Start of Supplied material

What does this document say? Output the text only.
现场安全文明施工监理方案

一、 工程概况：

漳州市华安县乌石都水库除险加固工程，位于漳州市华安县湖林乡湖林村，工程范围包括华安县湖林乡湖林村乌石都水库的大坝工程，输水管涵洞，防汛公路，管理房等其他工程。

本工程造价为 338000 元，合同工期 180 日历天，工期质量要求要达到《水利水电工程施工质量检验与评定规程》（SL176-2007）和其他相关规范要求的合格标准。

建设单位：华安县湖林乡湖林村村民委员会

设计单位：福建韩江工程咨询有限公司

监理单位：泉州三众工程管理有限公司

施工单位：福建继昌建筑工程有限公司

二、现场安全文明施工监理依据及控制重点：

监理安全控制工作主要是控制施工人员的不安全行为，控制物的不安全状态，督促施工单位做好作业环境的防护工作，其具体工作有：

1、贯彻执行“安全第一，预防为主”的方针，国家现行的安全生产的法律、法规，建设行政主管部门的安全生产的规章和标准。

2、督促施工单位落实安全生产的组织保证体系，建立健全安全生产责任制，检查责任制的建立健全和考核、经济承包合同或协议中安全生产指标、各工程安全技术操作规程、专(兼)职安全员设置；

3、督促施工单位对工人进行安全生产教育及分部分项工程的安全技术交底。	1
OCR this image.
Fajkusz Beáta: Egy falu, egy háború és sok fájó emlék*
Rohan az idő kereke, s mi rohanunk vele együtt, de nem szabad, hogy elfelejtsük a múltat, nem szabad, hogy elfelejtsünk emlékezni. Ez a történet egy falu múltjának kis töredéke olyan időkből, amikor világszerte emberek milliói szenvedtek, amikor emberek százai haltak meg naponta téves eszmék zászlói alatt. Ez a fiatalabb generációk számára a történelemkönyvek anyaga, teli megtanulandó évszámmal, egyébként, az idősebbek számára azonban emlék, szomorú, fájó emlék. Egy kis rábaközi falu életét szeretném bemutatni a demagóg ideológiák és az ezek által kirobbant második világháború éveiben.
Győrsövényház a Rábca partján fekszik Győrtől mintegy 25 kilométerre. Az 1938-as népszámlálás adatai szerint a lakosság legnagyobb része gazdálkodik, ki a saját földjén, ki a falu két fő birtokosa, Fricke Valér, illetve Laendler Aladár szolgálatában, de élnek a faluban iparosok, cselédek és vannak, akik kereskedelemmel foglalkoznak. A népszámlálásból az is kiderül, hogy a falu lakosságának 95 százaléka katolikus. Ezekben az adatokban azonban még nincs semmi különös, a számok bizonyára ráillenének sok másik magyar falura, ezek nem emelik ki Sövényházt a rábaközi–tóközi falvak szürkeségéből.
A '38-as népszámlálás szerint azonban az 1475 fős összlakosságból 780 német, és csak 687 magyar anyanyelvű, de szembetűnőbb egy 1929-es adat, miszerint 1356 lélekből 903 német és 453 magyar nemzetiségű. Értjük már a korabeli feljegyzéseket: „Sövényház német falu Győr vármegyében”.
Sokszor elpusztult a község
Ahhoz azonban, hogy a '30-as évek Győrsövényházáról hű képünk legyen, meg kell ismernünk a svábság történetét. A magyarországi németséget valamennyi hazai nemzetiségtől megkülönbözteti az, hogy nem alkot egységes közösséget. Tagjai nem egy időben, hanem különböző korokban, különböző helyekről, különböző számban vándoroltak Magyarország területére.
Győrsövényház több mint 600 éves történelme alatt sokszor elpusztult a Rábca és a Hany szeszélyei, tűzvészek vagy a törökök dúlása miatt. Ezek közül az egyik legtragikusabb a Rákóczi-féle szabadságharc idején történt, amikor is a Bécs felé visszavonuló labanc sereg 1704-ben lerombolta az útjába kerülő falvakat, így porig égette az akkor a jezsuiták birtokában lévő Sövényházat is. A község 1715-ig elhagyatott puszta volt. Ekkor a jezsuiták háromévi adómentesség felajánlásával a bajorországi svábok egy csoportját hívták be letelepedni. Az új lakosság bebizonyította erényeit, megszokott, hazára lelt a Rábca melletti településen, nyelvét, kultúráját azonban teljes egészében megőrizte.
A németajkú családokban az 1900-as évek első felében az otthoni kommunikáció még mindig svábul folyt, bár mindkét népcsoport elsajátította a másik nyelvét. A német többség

End of Supplied material

• _What is needed_
Restate every entry word for word.

• _Exercise solution_
What does this document say? Output the text only.
现场安全文明施工监理方案

一、 工程概况：

漳州市华安县乌石都水库除险加固工程，位于漳州市华安县湖林乡湖林村，工程范围包括华安县湖林乡湖林村乌石都水库的大坝工程，输水管涵洞，防汛公路，管理房等其他工程。

本工程造价为 338000 元，合同工期 180 日历天，工期质量要求要达到《水利水电工程施工质量检验与评定规程》（SL176-2007）和其他相关规范要求的合格标准。

建设单位：华安县湖林乡湖林村村民委员会

设计单位：福建韩江工程咨询有限公司

监理单位：泉州三众工程管理有限公司

施工单位：福建继昌建筑工程有限公司

二、现场安全文明施工监理依据及控制重点：

监理安全控制工作主要是控制施工人员的不安全行为，控制物的不安全状态，督促施工单位做好作业环境的防护工作，其具体工作有：

1、贯彻执行“安全第一，预防为主”的方针，国家现行的安全生产的法律、法规，建设行政主管部门的安全生产的规章和标准。

2、督促施工单位落实安全生产的组织保证体系，建立健全安全生产责任制，检查责任制的建立健全和考核、经济承包合同或协议中安全生产指标、各工程安全技术操作规程、专(兼)职安全员设置；

3、督促施工单位对工人进行安全生产教育及分部分项工程的安全技术交底。	1
OCR this image.
Fajkusz Beáta: Egy falu, egy háború és sok fájó emlék*
Rohan az idő kereke, s mi rohanunk vele együtt, de nem szabad, hogy elfelejtsük a múltat, nem szabad, hogy elfelejtsünk emlékezni. Ez a történet egy falu múltjának kis töredéke olyan időkből, amikor világszerte emberek milliói szenvedtek, amikor emberek százai haltak meg naponta téves eszmék zászlói alatt. Ez a fiatalabb generációk számára a történelemkönyvek anyaga, teli megtanulandó évszámmal, egyébként, az idősebbek számára azonban emlék, szomorú, fájó emlék. Egy kis rábaközi falu életét szeretném bemutatni a demagóg ideológiák és az ezek által kirobbant második világháború éveiben.
Győrsövényház a Rábca partján fekszik Győrtől mintegy 25 kilométerre. Az 1938-as népszámlálás adatai szerint a lakosság legnagyobb része gazdálkodik, ki a saját földjén, ki a falu két fő birtokosa, Fricke Valér, illetve Laendler Aladár szolgálatában, de élnek a faluban iparosok, cselédek és vannak, akik kereskedelemmel foglalkoznak. A népszámlálásból az is kiderül, hogy a falu lakosságának 95 százaléka katolikus. Ezekben az adatokban azonban még nincs semmi különös, a számok bizonyára ráillenének sok másik magyar falura, ezek nem emelik ki Sövényházt a rábaközi–tóközi falvak szürkeségéből.
A '38-as népszámlálás szerint azonban az 1475 fős összlakosságból 780 német, és csak 687 magyar anyanyelvű, de szembetűnőbb egy 1929-es adat, miszerint 1356 lélekből 903 német és 453 magyar nemzetiségű. Értjük már a korabeli feljegyzéseket: „Sövényház német falu Győr vármegyében”.
Sokszor elpusztult a község
Ahhoz azonban, hogy a '30-as évek Győrsövényházáról hű képünk legyen, meg kell ismernünk a svábság történetét. A magyarországi németséget valamennyi hazai nemzetiségtől megkülönbözteti az, hogy nem alkot egységes közösséget. Tagjai nem egy időben, hanem különböző korokban, különböző helyekről, különböző számban vándoroltak Magyarország területére.
Győrsövényház több mint 600 éves történelme alatt sokszor elpusztult a Rábca és a Hany szeszélyei, tűzvészek vagy a törökök dúlása miatt. Ezek közül az egyik legtragikusabb a Rákóczi-féle szabadságharc idején történt, amikor is a Bécs felé visszavonuló labanc sereg 1704-ben lerombolta az útjába kerülő falvakat, így porig égette az akkor a jezsuiták birtokában lévő Sövényházat is. A község 1715-ig elhagyatott puszta volt. Ekkor a jezsuiták háromévi adómentesség felajánlásával a bajorországi svábok egy csoportját hívták be letelepedni. Az új lakosság bebizonyította erényeit, megszokott, hazára lelt a Rábca melletti településen, nyelvét, kultúráját azonban teljes egészében megőrizte.
A németajkú családokban az 1900-as évek első felében az otthoni kommunikáció még mindig svábul folyt, bár mindkét népcsoport elsajátította a másik nyelvét. A német többség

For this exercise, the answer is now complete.